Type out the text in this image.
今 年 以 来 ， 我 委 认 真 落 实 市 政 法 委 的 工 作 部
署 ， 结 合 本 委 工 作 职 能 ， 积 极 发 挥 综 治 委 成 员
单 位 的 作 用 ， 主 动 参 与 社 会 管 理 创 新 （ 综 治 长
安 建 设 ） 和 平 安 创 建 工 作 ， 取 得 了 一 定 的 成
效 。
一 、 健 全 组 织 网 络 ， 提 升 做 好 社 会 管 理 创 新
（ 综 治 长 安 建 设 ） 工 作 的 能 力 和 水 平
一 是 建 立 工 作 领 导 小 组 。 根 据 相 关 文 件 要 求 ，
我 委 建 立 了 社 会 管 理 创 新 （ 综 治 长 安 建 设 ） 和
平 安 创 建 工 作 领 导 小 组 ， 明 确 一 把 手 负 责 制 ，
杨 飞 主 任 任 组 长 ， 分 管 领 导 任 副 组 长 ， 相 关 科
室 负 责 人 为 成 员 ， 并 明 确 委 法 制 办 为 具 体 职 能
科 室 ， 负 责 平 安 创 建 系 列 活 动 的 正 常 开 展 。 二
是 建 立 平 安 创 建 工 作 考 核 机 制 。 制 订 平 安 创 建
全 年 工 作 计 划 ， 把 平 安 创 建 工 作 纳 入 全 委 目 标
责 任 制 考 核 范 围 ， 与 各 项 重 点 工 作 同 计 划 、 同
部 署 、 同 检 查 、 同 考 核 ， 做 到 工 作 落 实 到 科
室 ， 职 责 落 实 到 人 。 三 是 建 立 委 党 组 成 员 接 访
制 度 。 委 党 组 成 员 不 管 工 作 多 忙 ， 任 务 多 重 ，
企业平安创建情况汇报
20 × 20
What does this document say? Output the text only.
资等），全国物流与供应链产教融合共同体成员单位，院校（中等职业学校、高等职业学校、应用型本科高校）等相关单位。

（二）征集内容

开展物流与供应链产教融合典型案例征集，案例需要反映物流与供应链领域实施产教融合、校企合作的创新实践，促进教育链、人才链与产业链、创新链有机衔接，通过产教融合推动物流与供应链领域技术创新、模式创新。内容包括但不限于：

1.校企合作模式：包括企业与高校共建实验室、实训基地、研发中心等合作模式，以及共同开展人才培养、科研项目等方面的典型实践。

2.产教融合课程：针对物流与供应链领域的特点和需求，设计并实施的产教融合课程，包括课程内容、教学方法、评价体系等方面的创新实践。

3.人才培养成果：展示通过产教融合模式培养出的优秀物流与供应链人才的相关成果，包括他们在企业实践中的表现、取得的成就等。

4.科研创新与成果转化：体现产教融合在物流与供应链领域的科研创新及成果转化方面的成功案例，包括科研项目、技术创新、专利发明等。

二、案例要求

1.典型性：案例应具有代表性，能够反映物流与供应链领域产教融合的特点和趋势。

--*--

Exact repetition is required for the lines from the one that contains "What does this" through the final line; leave out everything else.

What does this document say? Output the text only.
资等），全国物流与供应链产教融合共同体成员单位，院校（中等职业学校、高等职业学校、应用型本科高校）等相关单位。

（二）征集内容

开展物流与供应链产教融合典型案例征集，案例需要反映物流与供应链领域实施产教融合、校企合作的创新实践，促进教育链、人才链与产业链、创新链有机衔接，通过产教融合推动物流与供应链领域技术创新、模式创新。内容包括但不限于：

1.校企合作模式：包括企业与高校共建实验室、实训基地、研发中心等合作模式，以及共同开展人才培养、科研项目等方面的典型实践。

2.产教融合课程：针对物流与供应链领域的特点和需求，设计并实施的产教融合课程，包括课程内容、教学方法、评价体系等方面的创新实践。

3.人才培养成果：展示通过产教融合模式培养出的优秀物流与供应链人才的相关成果，包括他们在企业实践中的表现、取得的成就等。

4.科研创新与成果转化：体现产教融合在物流与供应链领域的科研创新及成果转化方面的成功案例，包括科研项目、技术创新、专利发明等。

二、案例要求

1.典型性：案例应具有代表性，能够反映物流与供应链领域产教融合的特点和趋势。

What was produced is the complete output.